* Begin SOURCE DATA *
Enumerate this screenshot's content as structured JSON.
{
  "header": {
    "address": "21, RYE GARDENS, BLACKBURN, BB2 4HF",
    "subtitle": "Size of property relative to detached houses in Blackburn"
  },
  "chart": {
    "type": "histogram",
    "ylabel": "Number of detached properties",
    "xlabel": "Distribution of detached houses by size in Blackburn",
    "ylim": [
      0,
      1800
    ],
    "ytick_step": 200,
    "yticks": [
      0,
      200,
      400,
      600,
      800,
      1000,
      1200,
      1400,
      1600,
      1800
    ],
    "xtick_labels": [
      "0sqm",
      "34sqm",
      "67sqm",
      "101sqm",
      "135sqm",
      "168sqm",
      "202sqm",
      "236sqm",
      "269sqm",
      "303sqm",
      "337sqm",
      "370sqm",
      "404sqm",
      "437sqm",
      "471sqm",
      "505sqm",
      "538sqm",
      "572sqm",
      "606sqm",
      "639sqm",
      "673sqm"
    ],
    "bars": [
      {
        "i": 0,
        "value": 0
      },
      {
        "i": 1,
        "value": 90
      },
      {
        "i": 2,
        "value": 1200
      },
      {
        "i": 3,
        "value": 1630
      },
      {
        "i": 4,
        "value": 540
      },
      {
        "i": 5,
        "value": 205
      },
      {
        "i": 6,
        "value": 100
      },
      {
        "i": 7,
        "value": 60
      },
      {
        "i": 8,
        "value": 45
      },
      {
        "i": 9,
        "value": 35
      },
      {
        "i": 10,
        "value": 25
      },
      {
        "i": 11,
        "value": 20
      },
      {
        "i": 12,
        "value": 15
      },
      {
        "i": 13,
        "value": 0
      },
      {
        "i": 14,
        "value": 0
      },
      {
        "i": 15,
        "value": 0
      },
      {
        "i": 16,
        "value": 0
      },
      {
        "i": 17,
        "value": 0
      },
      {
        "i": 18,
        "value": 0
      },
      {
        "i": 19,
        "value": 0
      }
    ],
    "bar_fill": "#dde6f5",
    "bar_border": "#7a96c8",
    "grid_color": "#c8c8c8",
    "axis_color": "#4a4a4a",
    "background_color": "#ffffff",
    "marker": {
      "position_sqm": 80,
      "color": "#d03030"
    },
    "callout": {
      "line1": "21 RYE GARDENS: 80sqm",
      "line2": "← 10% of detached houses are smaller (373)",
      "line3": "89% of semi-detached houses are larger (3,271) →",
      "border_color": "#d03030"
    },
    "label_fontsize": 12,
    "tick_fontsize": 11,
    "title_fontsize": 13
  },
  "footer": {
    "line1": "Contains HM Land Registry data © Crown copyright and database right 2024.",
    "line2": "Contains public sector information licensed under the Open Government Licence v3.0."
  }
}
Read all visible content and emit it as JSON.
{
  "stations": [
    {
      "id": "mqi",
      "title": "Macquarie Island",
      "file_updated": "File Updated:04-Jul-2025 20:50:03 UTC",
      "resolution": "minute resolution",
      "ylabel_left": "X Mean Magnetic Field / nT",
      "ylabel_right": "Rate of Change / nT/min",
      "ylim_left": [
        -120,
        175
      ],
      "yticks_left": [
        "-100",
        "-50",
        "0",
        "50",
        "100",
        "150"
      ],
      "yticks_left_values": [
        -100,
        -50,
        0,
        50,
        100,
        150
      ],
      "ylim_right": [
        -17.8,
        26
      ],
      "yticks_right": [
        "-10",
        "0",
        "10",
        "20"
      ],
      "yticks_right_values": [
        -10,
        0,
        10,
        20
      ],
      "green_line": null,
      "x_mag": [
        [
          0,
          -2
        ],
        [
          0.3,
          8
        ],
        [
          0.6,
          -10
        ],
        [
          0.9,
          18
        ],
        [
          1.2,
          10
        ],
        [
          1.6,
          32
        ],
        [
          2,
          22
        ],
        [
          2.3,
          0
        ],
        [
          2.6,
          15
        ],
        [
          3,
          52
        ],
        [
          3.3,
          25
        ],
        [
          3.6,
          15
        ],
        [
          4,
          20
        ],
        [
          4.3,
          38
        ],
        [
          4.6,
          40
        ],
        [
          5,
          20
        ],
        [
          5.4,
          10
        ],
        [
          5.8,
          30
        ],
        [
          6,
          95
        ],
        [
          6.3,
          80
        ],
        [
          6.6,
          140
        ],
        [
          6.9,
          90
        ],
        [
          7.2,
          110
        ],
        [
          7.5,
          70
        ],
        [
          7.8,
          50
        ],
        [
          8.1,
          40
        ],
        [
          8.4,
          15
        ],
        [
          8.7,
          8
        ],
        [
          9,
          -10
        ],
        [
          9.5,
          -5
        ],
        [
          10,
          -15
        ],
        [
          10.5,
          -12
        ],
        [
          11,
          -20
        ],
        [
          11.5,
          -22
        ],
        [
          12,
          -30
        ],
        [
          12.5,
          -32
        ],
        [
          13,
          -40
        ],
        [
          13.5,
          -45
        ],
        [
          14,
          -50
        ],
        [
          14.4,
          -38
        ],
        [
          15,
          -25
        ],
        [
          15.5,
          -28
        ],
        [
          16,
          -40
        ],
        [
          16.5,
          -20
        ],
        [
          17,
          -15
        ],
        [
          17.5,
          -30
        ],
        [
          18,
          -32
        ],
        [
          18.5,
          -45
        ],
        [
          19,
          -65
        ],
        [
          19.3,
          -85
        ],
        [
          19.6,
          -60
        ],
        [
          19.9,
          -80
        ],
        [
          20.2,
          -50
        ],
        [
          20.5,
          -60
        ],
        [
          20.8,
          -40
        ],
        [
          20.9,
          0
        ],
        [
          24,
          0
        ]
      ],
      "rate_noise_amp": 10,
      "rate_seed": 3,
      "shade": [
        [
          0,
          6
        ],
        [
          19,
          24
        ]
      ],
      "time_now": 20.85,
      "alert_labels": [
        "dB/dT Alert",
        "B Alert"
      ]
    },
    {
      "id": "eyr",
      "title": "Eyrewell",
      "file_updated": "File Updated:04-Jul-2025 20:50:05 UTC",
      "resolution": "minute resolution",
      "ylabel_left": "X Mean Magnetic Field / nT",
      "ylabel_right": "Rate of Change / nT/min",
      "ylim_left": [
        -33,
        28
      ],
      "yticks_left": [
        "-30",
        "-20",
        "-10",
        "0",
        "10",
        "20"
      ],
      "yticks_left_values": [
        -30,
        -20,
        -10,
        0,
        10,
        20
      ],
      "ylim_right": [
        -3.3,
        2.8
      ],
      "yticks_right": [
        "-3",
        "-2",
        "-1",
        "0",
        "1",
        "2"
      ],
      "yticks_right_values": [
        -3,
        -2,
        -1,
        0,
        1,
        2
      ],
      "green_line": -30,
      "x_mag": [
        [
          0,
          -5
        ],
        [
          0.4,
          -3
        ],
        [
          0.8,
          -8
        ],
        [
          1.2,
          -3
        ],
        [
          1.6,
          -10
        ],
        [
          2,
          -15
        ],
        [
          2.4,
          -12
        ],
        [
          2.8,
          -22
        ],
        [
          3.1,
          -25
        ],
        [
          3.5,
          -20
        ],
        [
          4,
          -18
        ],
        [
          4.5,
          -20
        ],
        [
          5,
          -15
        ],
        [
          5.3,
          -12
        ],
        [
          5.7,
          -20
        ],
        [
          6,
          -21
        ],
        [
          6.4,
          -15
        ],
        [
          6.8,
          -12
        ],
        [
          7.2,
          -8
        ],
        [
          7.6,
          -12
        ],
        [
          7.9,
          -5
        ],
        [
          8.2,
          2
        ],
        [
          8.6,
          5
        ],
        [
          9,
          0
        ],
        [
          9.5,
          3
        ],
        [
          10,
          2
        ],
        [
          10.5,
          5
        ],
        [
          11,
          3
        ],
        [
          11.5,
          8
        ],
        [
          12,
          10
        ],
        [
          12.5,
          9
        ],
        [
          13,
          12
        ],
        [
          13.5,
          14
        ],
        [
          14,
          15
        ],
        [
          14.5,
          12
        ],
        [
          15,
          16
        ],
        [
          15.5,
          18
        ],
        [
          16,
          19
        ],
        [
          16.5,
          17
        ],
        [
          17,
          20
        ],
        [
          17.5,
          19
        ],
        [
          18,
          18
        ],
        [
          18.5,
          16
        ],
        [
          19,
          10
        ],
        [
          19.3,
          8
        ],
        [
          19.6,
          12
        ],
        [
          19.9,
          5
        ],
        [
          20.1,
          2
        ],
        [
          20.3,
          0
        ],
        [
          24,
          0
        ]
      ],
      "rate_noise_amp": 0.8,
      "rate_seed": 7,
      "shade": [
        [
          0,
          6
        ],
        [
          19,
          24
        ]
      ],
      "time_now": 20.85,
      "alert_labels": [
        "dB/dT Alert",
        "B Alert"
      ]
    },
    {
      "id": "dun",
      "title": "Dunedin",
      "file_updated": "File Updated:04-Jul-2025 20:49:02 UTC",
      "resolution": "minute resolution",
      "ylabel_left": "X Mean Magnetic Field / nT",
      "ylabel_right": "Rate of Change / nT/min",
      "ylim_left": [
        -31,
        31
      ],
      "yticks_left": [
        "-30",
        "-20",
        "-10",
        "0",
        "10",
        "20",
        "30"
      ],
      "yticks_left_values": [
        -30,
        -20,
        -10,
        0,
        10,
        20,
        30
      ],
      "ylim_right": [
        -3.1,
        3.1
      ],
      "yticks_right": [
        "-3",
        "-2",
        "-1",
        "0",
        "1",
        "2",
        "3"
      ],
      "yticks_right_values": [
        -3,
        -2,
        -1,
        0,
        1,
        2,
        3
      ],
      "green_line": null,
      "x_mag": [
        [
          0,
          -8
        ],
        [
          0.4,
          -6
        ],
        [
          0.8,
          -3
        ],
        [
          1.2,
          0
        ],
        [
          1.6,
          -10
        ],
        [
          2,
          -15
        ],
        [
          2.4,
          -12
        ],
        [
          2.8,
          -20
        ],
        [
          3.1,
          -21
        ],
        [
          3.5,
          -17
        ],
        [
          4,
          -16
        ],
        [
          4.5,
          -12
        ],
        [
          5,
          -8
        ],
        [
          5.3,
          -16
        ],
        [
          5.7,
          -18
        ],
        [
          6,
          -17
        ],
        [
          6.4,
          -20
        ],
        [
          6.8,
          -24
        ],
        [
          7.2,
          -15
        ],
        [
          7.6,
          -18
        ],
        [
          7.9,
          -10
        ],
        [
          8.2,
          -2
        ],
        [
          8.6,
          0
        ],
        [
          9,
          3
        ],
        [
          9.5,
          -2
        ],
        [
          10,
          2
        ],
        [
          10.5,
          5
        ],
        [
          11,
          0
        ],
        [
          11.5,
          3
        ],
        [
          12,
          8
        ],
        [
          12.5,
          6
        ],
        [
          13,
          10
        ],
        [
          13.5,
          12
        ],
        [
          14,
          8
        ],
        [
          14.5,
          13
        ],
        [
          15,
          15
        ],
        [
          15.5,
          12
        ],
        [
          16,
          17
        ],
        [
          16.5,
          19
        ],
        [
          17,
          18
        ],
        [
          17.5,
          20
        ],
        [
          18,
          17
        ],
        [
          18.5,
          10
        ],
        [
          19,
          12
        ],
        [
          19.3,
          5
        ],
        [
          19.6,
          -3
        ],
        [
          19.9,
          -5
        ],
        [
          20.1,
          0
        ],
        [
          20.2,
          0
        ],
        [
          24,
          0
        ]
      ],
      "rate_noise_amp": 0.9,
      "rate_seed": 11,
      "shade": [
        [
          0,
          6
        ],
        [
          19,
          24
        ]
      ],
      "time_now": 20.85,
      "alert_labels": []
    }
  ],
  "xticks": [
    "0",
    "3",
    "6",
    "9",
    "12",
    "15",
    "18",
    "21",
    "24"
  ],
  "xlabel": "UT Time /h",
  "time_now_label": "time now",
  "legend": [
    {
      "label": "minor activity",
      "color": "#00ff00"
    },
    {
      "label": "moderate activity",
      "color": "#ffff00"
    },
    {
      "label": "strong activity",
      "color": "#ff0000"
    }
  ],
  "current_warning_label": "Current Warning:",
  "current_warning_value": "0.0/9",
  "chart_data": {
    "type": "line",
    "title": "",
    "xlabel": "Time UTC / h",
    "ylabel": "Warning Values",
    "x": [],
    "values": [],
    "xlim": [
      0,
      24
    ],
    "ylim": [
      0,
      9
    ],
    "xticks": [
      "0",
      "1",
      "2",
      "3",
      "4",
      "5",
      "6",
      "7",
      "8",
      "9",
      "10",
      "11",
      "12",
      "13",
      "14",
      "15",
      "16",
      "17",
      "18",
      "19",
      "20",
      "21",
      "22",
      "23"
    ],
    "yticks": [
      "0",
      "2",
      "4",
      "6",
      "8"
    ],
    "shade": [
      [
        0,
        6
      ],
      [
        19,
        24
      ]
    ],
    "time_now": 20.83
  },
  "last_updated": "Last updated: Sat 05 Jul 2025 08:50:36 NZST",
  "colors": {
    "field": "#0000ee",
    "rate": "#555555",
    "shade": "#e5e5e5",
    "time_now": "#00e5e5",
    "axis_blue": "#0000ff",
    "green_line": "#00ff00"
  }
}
* End SOURCE DATA *
◆ **SHORT TASK**
Read through the entries and copy every line that includes "content".

◆ **THE RESPONSE**
Enumerate this screenshot's content as structured JSON.
Read all visible content and emit it as JSON.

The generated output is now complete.